LIST OF TASKS
(a) Give the passage of the pearl oyster article again, starting at "Photo/Illutration Dead young" and ending at "shells. (Kenji Seki)", and swap "shellfish" for "mollusks" throughout.
(b) Extend the news article on the pearl oyster die-off, picking up after its final sentence.

DOCUMENT SECTION
━━━━━━━━━━━━━━━━━━━━━━━━━━━━━━

Photo/Illutration Dead young Akoyagai shellfish are seen in Shima, Mie Prefecture, in September. Inner layers of the shellfish are dead, leaving only their shells. (Kenji Seki)

The pearl culture industry is in crisis after millions of oysters inexplicably died.

The loss, estimated at 306 million yen ($2.8 million) to date in Ehime Prefecture alone, has not only dealt a savage blow to farms in top-producing prefectures but raised fears that aging farmers may quit the business altogether due to concerns of an extended shortage.

"I'm worried that some may close their business," said Takao Suzuki, a senior official at the Tategami Akoya Pearl Aquaculture Corp. in Shima, Mie Prefecture.

Ehime and Mie prefectures account for about 60 percent of the nation’s cultured pearl harvest.

Officials in Mie cited an increase in seawater temperature early this year as a possible factor behind the oyster blight, but are unable to pinpoint the exact cause.

━━━━━━━━━━━━━━━━━━━━━━━━━━━━━━

DATASET CONTENT
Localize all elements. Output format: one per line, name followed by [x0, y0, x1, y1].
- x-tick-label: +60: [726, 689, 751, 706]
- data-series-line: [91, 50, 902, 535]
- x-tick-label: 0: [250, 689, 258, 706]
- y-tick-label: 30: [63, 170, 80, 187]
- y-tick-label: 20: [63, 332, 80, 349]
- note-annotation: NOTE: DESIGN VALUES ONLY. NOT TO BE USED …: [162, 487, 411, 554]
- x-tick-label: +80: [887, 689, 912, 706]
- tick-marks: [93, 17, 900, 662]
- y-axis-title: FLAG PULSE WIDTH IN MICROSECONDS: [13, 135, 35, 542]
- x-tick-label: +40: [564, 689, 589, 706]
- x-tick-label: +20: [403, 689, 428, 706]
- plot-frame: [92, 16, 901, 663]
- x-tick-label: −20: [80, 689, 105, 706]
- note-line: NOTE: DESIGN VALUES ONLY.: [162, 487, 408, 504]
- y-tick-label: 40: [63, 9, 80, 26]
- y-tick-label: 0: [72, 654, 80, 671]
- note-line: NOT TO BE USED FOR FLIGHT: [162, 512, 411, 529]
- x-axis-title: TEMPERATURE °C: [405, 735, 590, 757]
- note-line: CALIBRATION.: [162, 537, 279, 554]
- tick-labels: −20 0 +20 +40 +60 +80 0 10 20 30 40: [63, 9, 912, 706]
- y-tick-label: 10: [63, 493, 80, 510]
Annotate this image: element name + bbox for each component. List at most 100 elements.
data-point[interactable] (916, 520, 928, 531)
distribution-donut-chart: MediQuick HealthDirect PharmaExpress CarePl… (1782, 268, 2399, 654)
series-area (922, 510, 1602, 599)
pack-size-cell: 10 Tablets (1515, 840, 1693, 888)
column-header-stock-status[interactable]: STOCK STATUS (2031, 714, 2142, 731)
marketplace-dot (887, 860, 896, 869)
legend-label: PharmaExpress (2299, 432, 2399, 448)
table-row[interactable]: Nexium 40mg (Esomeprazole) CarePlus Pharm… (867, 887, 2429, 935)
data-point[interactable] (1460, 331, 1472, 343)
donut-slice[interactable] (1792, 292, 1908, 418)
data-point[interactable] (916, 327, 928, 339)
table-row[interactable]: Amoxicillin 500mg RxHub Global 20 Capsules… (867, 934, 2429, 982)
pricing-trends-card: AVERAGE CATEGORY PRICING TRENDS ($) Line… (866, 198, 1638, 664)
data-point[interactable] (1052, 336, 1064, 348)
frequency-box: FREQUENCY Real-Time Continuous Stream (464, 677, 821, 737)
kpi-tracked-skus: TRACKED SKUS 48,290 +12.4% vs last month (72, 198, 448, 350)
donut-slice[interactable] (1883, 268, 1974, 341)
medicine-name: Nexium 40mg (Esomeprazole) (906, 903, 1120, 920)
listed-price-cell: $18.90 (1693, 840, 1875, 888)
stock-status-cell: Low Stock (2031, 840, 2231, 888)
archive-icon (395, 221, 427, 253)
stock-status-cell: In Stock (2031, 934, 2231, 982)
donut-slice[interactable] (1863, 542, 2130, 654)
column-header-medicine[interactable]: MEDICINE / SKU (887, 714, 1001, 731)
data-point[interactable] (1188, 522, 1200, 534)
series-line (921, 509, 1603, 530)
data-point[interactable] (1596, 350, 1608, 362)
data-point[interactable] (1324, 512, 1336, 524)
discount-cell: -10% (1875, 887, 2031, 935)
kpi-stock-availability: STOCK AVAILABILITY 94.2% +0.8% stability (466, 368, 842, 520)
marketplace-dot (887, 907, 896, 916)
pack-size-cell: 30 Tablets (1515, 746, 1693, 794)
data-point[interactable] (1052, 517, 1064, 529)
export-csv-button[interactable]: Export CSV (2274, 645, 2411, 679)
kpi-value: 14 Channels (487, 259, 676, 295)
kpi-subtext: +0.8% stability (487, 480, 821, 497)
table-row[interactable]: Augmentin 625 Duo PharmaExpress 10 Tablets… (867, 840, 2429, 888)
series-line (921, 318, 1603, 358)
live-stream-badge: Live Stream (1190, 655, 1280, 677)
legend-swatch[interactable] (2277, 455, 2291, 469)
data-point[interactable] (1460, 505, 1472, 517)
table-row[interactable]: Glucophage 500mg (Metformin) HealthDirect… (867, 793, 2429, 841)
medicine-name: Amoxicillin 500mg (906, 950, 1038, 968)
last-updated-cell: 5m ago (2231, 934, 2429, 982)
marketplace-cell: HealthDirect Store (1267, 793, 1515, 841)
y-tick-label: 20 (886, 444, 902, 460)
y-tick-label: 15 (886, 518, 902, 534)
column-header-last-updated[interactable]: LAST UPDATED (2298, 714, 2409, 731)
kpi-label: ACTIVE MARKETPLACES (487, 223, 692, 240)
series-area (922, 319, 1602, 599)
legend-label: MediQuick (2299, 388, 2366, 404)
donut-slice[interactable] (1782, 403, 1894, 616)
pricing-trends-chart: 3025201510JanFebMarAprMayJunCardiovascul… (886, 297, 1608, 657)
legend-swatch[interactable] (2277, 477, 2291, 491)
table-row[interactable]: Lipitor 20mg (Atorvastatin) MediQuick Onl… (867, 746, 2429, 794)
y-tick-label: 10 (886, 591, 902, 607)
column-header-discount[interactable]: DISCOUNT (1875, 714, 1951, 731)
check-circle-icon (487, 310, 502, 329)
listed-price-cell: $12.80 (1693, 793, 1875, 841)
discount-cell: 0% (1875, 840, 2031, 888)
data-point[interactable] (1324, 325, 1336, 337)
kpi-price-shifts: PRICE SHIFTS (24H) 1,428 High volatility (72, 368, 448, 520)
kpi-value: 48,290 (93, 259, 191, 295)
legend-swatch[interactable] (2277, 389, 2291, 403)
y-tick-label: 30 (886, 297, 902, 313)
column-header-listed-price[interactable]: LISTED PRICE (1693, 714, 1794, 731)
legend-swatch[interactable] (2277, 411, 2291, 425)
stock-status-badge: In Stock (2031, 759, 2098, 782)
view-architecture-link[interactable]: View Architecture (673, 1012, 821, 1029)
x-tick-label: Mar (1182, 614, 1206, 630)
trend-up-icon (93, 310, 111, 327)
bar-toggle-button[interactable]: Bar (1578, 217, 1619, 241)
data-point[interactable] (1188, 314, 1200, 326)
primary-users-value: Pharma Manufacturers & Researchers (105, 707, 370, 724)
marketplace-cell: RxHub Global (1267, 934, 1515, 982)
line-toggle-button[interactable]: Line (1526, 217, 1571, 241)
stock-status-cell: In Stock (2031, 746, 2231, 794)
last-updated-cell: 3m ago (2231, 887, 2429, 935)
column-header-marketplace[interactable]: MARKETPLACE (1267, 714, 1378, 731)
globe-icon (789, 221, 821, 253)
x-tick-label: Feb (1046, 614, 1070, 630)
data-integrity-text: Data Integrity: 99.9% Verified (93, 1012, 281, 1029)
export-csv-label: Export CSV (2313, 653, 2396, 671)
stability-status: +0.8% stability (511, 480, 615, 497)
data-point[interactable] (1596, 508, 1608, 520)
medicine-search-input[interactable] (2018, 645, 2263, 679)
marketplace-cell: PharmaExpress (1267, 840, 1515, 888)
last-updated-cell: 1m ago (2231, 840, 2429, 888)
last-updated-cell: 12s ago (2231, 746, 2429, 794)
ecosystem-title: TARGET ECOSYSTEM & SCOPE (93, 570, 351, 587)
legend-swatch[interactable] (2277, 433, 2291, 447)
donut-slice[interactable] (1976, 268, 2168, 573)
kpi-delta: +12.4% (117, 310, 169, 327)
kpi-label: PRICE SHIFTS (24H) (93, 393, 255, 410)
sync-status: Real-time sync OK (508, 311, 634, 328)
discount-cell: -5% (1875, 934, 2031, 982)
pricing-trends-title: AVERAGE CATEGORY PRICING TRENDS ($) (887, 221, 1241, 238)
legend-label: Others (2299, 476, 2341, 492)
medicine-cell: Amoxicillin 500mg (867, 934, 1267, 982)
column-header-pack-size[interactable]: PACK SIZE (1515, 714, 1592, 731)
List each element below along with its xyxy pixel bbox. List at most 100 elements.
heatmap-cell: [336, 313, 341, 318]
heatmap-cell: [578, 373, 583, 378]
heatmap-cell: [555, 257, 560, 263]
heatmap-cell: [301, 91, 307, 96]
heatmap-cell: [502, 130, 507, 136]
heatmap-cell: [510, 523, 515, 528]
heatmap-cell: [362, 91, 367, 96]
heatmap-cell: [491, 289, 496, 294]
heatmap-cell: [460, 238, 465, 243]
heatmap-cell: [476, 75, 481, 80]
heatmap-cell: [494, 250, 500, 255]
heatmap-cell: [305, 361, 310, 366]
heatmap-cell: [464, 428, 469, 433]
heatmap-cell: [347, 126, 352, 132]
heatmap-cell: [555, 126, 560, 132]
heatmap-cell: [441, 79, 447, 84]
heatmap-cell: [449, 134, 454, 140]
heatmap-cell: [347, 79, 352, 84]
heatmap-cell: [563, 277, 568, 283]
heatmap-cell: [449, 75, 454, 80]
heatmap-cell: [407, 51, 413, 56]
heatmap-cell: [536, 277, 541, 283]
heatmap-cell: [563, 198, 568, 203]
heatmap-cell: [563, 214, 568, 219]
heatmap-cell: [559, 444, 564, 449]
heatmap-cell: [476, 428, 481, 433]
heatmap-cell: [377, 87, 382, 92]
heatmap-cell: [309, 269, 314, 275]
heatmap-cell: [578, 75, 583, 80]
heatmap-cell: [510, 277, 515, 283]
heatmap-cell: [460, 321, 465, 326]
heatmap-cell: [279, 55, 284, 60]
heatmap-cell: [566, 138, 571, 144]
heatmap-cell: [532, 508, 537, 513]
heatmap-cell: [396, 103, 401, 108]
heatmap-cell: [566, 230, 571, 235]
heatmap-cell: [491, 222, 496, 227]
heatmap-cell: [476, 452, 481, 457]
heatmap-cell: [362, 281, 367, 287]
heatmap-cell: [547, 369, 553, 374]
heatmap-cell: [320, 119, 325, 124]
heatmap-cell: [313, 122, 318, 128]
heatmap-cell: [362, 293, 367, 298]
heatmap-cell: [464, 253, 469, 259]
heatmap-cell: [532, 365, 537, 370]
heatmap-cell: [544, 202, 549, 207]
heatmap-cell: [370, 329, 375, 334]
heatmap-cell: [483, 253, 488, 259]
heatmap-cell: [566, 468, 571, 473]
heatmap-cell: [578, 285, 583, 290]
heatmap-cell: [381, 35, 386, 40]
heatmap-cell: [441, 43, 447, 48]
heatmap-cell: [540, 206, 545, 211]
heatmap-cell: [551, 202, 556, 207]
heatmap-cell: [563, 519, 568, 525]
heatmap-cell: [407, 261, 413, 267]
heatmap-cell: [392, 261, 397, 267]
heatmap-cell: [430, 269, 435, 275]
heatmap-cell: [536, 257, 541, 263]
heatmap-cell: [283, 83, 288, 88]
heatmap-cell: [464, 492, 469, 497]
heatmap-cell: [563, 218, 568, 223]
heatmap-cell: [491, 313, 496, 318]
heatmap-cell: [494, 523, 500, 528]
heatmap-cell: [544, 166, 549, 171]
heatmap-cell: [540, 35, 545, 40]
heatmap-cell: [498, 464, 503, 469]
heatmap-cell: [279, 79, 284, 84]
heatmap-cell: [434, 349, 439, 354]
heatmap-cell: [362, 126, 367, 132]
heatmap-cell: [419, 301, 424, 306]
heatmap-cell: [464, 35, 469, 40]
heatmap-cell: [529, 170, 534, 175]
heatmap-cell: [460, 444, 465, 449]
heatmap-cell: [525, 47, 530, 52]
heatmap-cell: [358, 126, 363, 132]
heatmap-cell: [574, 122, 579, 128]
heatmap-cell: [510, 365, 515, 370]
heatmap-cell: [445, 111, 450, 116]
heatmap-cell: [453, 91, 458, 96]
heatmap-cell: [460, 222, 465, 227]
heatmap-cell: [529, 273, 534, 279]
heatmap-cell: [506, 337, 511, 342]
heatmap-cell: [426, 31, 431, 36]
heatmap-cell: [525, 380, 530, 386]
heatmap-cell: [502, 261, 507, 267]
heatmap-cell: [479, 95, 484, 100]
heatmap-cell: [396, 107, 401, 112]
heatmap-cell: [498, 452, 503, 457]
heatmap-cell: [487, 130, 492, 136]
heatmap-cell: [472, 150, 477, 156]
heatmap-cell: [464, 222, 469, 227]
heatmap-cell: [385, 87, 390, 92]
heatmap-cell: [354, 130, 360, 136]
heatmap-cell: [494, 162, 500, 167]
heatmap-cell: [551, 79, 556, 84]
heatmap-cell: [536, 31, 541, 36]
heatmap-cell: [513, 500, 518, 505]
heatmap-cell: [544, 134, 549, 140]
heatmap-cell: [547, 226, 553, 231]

━━━━━━━━━━━━━━━━━━━━━━━━━━━━━━

TASK ANSWERS
(a)
Photo/Illutration Dead young Akoyagai mollusks are seen in Shima, Mie Prefecture, in September. Inner layers of the mollusks are dead, leaving only their shells. (Kenji Seki)

(b)
In Ehime, researchers are planning an in-depth study into the matter, with no deadline set for completion.

70 PERCENT WIPED OUT

In Mie Prefecture, the nation's third-largest pearl producer, Akoyagai oyster deaths were first noticed in June in Shima's Ago Bay and surrounding area.

The oysters died after the inner layer of their shells shrank. Such deaths have occurred in the past, officials with the prefecture's fisheries research institute said, but this was the first time that they have been observed in summer.

The institute received a flurry of similar reports the following month, which prompted prefectural authorities to interview 122 cultured pearl farmers, nearly half of the prefecture's farmers, in August in an effort to grasp the extent of the damage.

It emerged that 1.67 million spat born this spring, or 70 percent of the young shellfish, had perished.

It takes about 18 months for a shellfish to reach what is known as the "mother stage" that allows a pearl-forming nucleus to be inserted to cultivate pearls.

As part of efforts to prop up the industry, the Mie Fishery Promotion Foundation will begin artificially incubating larvae of pearl oysters as early as the beginning of next year so farmers can restock.

This means farmers will have to wait until 2021 for the shellfish to be capable of generating pearls. In the meantime, they almost certainly will face a shortfall.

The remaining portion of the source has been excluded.